> _PROBLEM REQUIREMENTS_
Repeat the following lines exactly and nothing else: the line containing "OCR this image." and each line after it through the end of the listing.
··· PROVIDED ENTRIES
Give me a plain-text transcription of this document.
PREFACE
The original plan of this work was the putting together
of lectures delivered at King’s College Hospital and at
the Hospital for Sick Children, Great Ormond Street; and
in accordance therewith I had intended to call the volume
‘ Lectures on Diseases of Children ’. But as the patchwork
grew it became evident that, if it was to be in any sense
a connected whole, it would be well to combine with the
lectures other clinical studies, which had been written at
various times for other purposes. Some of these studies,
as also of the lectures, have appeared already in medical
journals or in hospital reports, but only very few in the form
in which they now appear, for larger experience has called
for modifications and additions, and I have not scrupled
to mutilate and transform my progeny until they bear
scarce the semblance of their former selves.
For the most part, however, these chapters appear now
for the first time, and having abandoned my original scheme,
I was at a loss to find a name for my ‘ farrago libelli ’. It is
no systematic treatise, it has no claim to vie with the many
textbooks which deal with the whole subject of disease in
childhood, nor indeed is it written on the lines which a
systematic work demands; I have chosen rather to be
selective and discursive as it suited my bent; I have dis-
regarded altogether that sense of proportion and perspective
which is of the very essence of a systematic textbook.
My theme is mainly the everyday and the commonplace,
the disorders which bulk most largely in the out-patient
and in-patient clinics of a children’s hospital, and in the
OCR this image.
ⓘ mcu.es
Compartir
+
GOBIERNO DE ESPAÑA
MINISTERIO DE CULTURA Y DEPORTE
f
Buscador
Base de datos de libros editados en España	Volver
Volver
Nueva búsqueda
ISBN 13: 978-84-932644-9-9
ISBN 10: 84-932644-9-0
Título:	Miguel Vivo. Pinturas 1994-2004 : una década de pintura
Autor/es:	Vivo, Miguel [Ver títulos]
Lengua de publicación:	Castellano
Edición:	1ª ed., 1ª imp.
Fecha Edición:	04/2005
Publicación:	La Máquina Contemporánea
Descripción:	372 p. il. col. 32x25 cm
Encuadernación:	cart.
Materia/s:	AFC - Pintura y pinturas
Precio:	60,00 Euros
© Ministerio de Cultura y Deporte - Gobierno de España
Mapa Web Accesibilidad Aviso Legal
······
> _WRITTEN REPLY_
OCR this image.
ⓘ mcu.es
Compartir
+
GOBIERNO DE ESPAÑA
MINISTERIO DE CULTURA Y DEPORTE
f
Buscador
Base de datos de libros editados en España	Volver
Volver
Nueva búsqueda
ISBN 13: 978-84-932644-9-9
ISBN 10: 84-932644-9-0
Título:	Miguel Vivo. Pinturas 1994-2004 : una década de pintura
Autor/es:	Vivo, Miguel [Ver títulos]
Lengua de publicación:	Castellano
Edición:	1ª ed., 1ª imp.
Fecha Edición:	04/2005
Publicación:	La Máquina Contemporánea
Descripción:	372 p. il. col. 32x25 cm
Encuadernación:	cart.
Materia/s:	AFC - Pintura y pinturas
Precio:	60,00 Euros
© Ministerio de Cultura y Deporte - Gobierno de España
Mapa Web Accesibilidad Aviso Legal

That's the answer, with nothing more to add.